BEGIN Extracted material

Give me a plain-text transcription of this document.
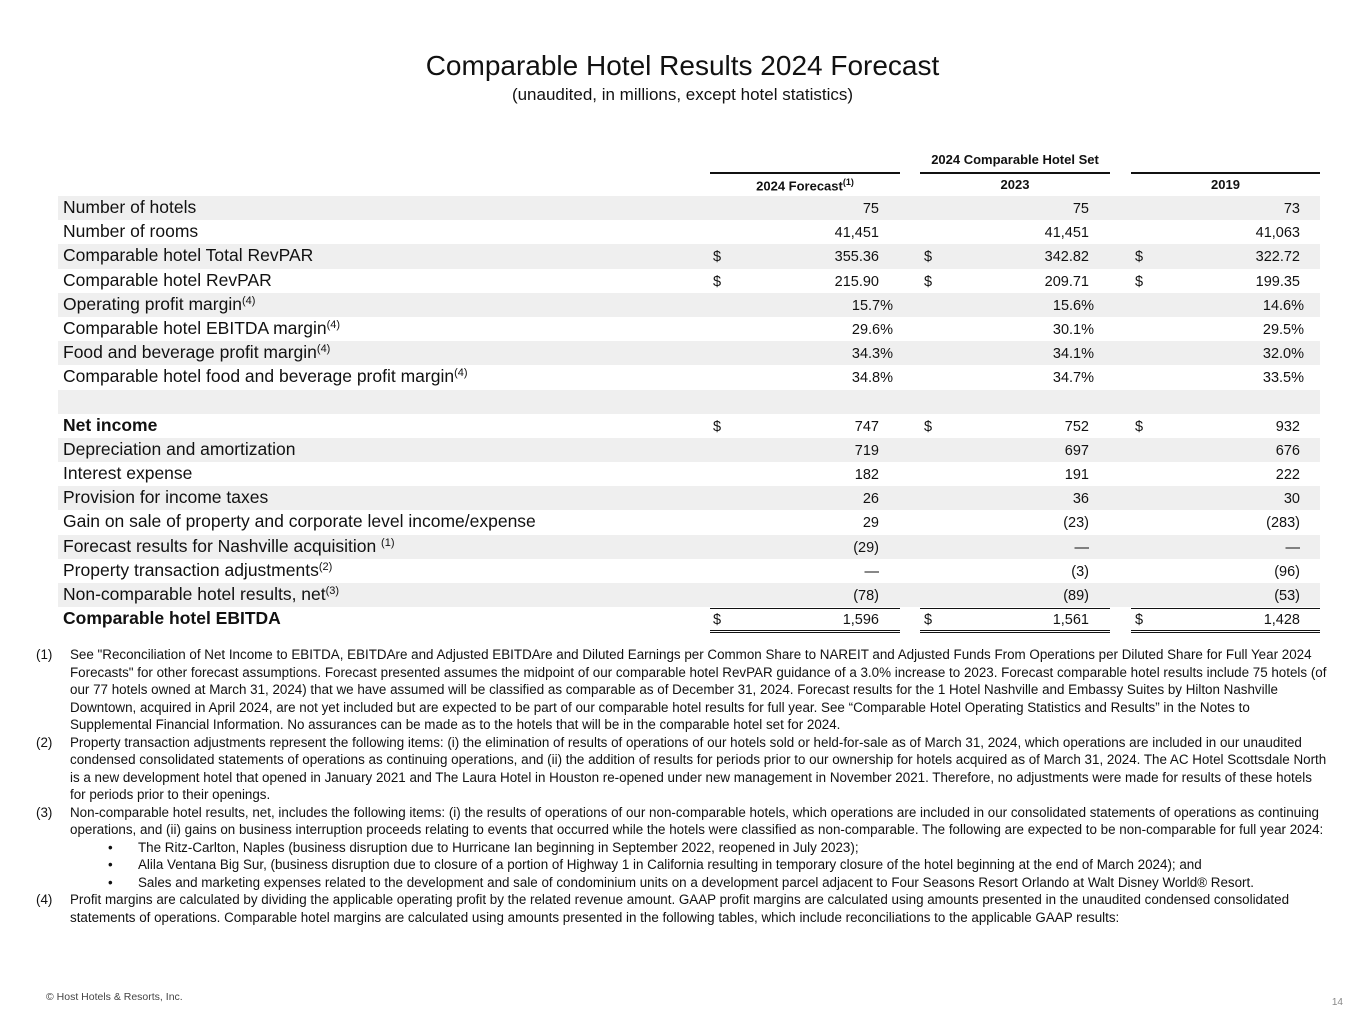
Comparable Hotel Results 2024 Forecast
(unaudited, in millions, except hotel statistics)
2024 Comparable Hotel Set
2024 Forecast$^{(1)}$	2023	2019
Number of hotels	75	75	73
Number of rooms	41,451	41,451	41,063
Comparable hotel Total RevPAR	$	355.36	$	342.82	$	322.72
Comparable hotel RevPAR	$	215.90	$	209.71	$	199.35
Operating profit margin$^{(4)}$	15.7%	15.6%	14.6%
Comparable hotel EBITDA margin$^{(4)}$	29.6%	30.1%	29.5%
Food and beverage profit margin$^{(4)}$	34.3%	34.1%	32.0%
Comparable hotel food and beverage profit margin$^{(4)}$	34.8%	34.7%	33.5%
Net income	$	747	$	752	$	932
Depreciation and amortization	719	697	676
Interest expense	182	191	222
Provision for income taxes	26	36	30
Gain on sale of property and corporate level income/expense	29	(23)	(283)
Forecast results for Nashville acquisition $^{(1)}$	(29)	—	—
Property transaction adjustments$^{(2)}$	—	(3)	(96)
Non-comparable hotel results, net$^{(3)}$	(78)	(89)	(53)
Comparable hotel EBITDA	$	1,596	$	1,561	$	1,428
(1) See "Reconciliation of Net Income to EBITDA, EBITDAre and Adjusted EBITDAre and Diluted Earnings per Common Share to NAREIT and Adjusted Funds From Operations per Diluted Share for Full Year 2024 Forecasts" for other forecast assumptions. Forecast presented assumes the midpoint of our comparable hotel RevPAR guidance of a 3.0% increase to 2023. Forecast comparable hotel results include 75 hotels (of our 77 hotels owned at March 31, 2024) that we have assumed will be classified as comparable as of December 31, 2024. Forecast results for the 1 Hotel Nashville and Embassy Suites by Hilton Nashville Downtown, acquired in April 2024, are not yet included but are expected to be part of our comparable hotel results for full year. See “Comparable Hotel Operating Statistics and Results” in the Notes to Supplemental Financial Information. No assurances can be made as to the hotels that will be in the comparable hotel set for 2024.
(2) Property transaction adjustments represent the following items: (i) the elimination of results of operations of our hotels sold or held-for-sale as of March 31, 2024, which operations are included in our unaudited condensed consolidated statements of operations as continuing operations, and (ii) the addition of results for periods prior to our ownership for hotels acquired as of March 31, 2024. The AC Hotel Scottsdale North is a new development hotel that opened in January 2021 and The Laura Hotel in Houston re-opened under new management in November 2021. Therefore, no adjustments were made for results of these hotels for periods prior to their openings.
(3) Non-comparable hotel results, net, includes the following items: (i) the results of operations of our non-comparable hotels, which operations are included in our consolidated statements of operations as continuing operations, and (ii) gains on business interruption proceeds relating to events that occurred while the hotels were classified as non-comparable. The following are expected to be non-comparable for full year 2024:
• The Ritz-Carlton, Naples (business disruption due to Hurricane Ian beginning in September 2022, reopened in July 2023);
• Alila Ventana Big Sur, (business disruption due to closure of a portion of Highway 1 in California resulting in temporary closure of the hotel beginning at the end of March 2024); and
• Sales and marketing expenses related to the development and sale of condominium units on a development parcel adjacent to Four Seasons Resort Orlando at Walt Disney World® Resort.
(4) Profit margins are calculated by dividing the applicable operating profit by the related revenue amount. GAAP profit margins are calculated using amounts presented in the unaudited condensed consolidated statements of operations. Comparable hotel margins are calculated using amounts presented in the following tables, which include reconciliations to the applicable GAAP results:
© Host Hotels & Resorts, Inc.	14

END Extracted material

> [Written problem]:
Transcribe all entries above exactly. Drop the pictures.

> [Result for this exercise]:
Give me a plain-text transcription of this document.
Comparable Hotel Results 2024 Forecast
(unaudited, in millions, except hotel statistics)
2024 Comparable Hotel Set
2024 Forecast$^{(1)}$	2023	2019
Number of hotels	75	75	73
Number of rooms	41,451	41,451	41,063
Comparable hotel Total RevPAR	$	355.36	$	342.82	$	322.72
Comparable hotel RevPAR	$	215.90	$	209.71	$	199.35
Operating profit margin$^{(4)}$	15.7%	15.6%	14.6%
Comparable hotel EBITDA margin$^{(4)}$	29.6%	30.1%	29.5%
Food and beverage profit margin$^{(4)}$	34.3%	34.1%	32.0%
Comparable hotel food and beverage profit margin$^{(4)}$	34.8%	34.7%	33.5%
Net income	$	747	$	752	$	932
Depreciation and amortization	719	697	676
Interest expense	182	191	222
Provision for income taxes	26	36	30
Gain on sale of property and corporate level income/expense	29	(23)	(283)
Forecast results for Nashville acquisition $^{(1)}$	(29)	—	—
Property transaction adjustments$^{(2)}$	—	(3)	(96)
Non-comparable hotel results, net$^{(3)}$	(78)	(89)	(53)
Comparable hotel EBITDA	$	1,596	$	1,561	$	1,428
(1) See "Reconciliation of Net Income to EBITDA, EBITDAre and Adjusted EBITDAre and Diluted Earnings per Common Share to NAREIT and Adjusted Funds From Operations per Diluted Share for Full Year 2024 Forecasts" for other forecast assumptions. Forecast presented assumes the midpoint of our comparable hotel RevPAR guidance of a 3.0% increase to 2023. Forecast comparable hotel results include 75 hotels (of our 77 hotels owned at March 31, 2024) that we have assumed will be classified as comparable as of December 31, 2024. Forecast results for the 1 Hotel Nashville and Embassy Suites by Hilton Nashville Downtown, acquired in April 2024, are not yet included but are expected to be part of our comparable hotel results for full year. See “Comparable Hotel Operating Statistics and Results” in the Notes to Supplemental Financial Information. No assurances can be made as to the hotels that will be in the comparable hotel set for 2024.
(2) Property transaction adjustments represent the following items: (i) the elimination of results of operations of our hotels sold or held-for-sale as of March 31, 2024, which operations are included in our unaudited condensed consolidated statements of operations as continuing operations, and (ii) the addition of results for periods prior to our ownership for hotels acquired as of March 31, 2024. The AC Hotel Scottsdale North is a new development hotel that opened in January 2021 and The Laura Hotel in Houston re-opened under new management in November 2021. Therefore, no adjustments were made for results of these hotels for periods prior to their openings.
(3) Non-comparable hotel results, net, includes the following items: (i) the results of operations of our non-comparable hotels, which operations are included in our consolidated statements of operations as continuing operations, and (ii) gains on business interruption proceeds relating to events that occurred while the hotels were classified as non-comparable. The following are expected to be non-comparable for full year 2024:
• The Ritz-Carlton, Naples (business disruption due to Hurricane Ian beginning in September 2022, reopened in July 2023);
• Alila Ventana Big Sur, (business disruption due to closure of a portion of Highway 1 in California resulting in temporary closure of the hotel beginning at the end of March 2024); and
• Sales and marketing expenses related to the development and sale of condominium units on a development parcel adjacent to Four Seasons Resort Orlando at Walt Disney World® Resort.
(4) Profit margins are calculated by dividing the applicable operating profit by the related revenue amount. GAAP profit margins are calculated using amounts presented in the unaudited condensed consolidated statements of operations. Comparable hotel margins are calculated using amounts presented in the following tables, which include reconciliations to the applicable GAAP results:
© Host Hotels & Resorts, Inc.	14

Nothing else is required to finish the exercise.